* _Exercise_
Copy out every record precisely.

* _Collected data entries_

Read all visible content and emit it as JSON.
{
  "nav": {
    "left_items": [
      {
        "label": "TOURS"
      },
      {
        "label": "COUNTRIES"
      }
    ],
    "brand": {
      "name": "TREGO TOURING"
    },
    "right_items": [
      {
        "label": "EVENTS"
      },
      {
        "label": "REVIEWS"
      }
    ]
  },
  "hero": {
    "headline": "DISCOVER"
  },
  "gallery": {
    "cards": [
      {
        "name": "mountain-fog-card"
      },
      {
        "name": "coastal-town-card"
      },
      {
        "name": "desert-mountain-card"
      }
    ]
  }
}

* _Answer for this exercise_
Read all visible content and emit it as JSON.
{
  "nav": {
    "left_items": [
      {
        "label": "TOURS"
      },
      {
        "label": "COUNTRIES"
      }
    ],
    "brand": {
      "name": "TREGO TOURING"
    },
    "right_items": [
      {
        "label": "EVENTS"
      },
      {
        "label": "REVIEWS"
      }
    ]
  },
  "hero": {
    "headline": "DISCOVER"
  },
  "gallery": {
    "cards": [
      {
        "name": "mountain-fog-card"
      },
      {
        "name": "coastal-town-card"
      },
      {
        "name": "desert-mountain-card"
      }
    ]
  }
}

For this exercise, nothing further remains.